(Data extracted from a collection)
[start]
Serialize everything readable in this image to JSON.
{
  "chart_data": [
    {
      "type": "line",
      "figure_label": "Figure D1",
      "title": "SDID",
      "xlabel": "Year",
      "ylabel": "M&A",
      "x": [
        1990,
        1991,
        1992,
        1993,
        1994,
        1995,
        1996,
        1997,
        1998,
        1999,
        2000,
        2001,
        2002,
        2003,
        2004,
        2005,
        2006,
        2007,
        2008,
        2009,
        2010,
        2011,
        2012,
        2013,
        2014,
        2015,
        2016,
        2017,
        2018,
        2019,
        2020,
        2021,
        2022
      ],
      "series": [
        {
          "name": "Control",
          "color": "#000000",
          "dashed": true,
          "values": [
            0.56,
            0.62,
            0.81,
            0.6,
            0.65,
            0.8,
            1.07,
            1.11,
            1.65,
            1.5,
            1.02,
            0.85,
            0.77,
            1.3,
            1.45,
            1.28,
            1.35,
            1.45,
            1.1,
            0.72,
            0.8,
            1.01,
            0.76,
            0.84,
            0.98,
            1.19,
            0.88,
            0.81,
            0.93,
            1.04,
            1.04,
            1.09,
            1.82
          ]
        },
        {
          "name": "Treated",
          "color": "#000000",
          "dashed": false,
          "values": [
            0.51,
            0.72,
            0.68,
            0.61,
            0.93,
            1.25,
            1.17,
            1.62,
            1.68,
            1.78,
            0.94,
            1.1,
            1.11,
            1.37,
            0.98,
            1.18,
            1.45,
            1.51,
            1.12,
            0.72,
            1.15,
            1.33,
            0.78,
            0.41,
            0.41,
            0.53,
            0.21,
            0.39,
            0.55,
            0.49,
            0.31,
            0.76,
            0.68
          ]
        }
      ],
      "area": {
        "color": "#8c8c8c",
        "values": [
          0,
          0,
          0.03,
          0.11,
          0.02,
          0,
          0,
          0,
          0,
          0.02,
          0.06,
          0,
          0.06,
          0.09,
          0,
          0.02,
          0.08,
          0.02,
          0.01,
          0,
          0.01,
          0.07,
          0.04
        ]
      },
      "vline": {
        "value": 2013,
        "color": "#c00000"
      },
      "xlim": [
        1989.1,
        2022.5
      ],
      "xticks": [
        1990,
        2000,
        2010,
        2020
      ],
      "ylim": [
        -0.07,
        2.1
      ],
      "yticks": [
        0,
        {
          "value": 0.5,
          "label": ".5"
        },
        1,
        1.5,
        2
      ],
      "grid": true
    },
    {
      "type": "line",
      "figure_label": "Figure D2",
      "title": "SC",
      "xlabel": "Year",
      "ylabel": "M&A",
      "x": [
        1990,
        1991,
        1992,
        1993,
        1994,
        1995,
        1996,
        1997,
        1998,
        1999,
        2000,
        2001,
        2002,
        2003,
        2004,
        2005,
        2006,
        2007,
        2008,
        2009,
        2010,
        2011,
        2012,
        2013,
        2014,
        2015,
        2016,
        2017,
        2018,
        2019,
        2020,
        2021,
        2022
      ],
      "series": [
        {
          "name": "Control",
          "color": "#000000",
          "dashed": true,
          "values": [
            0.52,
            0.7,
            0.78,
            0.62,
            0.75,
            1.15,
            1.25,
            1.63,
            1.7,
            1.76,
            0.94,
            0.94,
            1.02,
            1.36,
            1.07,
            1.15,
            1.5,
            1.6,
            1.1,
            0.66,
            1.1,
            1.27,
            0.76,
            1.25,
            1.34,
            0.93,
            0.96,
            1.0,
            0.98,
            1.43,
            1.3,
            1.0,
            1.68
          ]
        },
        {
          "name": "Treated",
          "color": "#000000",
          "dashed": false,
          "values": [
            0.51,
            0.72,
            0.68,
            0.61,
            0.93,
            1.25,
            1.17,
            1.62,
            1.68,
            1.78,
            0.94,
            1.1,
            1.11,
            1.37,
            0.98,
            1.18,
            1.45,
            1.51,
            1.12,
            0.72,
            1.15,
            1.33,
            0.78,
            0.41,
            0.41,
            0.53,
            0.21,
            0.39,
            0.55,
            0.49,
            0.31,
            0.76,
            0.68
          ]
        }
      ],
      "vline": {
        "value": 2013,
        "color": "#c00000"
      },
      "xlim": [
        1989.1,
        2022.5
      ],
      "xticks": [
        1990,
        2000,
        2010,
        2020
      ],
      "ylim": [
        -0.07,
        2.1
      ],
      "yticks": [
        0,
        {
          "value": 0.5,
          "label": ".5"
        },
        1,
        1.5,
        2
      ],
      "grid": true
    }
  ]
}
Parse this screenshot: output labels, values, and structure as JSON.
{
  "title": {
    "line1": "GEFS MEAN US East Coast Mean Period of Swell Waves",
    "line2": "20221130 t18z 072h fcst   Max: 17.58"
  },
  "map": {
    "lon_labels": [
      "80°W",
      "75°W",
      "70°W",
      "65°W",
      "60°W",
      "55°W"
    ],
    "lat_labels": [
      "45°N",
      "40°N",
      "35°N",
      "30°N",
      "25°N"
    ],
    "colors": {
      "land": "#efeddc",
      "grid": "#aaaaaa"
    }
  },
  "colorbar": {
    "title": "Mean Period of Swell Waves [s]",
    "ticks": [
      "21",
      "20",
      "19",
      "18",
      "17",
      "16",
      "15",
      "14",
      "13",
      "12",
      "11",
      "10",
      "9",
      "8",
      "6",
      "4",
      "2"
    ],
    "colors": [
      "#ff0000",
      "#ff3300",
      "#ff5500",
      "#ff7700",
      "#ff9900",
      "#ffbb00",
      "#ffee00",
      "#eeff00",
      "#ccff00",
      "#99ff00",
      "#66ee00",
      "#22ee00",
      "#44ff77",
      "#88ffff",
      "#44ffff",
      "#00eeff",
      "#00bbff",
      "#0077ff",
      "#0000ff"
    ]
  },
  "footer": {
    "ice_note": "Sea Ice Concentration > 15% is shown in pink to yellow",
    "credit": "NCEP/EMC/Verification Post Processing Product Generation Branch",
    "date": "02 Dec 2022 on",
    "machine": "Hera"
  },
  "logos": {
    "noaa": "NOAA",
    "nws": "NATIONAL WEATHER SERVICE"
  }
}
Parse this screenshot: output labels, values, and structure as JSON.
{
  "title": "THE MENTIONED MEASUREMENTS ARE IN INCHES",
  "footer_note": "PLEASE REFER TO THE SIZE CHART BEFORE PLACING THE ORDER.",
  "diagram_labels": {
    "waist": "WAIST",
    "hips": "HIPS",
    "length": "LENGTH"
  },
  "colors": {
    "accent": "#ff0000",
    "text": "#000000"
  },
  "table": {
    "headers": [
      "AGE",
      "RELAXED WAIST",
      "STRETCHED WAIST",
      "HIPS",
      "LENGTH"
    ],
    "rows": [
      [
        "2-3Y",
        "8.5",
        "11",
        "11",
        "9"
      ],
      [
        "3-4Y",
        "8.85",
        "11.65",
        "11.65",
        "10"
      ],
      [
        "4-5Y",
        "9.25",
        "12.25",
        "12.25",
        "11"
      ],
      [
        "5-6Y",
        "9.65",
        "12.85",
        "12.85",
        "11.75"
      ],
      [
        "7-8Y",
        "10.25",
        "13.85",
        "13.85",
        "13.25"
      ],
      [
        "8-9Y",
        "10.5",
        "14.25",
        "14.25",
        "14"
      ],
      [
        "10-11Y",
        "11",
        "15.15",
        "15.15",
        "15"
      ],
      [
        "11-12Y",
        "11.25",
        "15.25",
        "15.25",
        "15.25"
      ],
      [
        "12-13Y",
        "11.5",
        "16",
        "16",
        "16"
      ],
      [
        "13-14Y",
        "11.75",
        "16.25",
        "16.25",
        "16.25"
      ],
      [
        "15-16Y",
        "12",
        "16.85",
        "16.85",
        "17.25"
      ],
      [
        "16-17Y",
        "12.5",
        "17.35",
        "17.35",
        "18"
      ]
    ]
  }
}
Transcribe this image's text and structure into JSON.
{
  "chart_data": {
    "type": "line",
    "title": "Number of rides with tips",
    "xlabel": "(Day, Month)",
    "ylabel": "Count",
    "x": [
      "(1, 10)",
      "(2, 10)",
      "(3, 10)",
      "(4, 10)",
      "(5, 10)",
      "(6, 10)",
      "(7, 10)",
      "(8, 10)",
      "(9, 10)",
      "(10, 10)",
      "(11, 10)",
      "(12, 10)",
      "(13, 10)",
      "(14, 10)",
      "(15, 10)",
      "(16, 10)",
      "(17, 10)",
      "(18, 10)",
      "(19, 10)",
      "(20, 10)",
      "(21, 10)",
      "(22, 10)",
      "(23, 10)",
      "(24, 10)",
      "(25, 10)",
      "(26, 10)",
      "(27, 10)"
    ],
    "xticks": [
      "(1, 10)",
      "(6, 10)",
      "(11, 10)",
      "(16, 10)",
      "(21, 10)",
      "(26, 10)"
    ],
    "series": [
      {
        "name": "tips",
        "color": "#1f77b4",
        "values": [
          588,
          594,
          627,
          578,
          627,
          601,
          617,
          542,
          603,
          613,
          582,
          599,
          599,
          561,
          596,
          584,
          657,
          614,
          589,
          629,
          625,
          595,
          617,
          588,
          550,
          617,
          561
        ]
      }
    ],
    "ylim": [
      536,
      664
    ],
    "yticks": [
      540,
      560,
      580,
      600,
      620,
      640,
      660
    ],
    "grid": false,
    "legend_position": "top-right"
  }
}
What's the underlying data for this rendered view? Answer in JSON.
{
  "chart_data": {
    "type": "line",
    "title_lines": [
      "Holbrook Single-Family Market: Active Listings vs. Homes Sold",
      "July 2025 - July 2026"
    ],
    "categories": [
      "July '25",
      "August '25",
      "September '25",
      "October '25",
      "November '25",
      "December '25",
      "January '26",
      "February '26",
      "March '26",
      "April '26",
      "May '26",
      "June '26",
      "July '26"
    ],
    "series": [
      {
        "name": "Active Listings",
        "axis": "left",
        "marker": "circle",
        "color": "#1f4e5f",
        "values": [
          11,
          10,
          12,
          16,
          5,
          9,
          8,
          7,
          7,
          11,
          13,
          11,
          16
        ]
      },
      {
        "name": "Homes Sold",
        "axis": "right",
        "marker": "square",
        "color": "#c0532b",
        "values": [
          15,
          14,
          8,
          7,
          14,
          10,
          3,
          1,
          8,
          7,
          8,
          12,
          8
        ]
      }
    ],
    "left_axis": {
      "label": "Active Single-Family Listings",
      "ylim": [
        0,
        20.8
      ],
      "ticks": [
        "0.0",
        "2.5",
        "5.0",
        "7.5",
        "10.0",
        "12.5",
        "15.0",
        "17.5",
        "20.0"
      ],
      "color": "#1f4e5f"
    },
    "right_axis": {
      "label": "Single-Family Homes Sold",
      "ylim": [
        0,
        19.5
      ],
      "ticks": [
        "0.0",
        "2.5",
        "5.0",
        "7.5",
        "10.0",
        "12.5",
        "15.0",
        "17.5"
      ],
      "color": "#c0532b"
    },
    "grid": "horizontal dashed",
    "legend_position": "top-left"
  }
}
[end]
Problem to solve:
Your task is to gather every line with the word "Family" and copy it.

Solution:
      "Holbrook Single-Family Market: Active Listings vs. Homes Sold",
      "label": "Active Single-Family Listings",
      "label": "Single-Family Homes Sold",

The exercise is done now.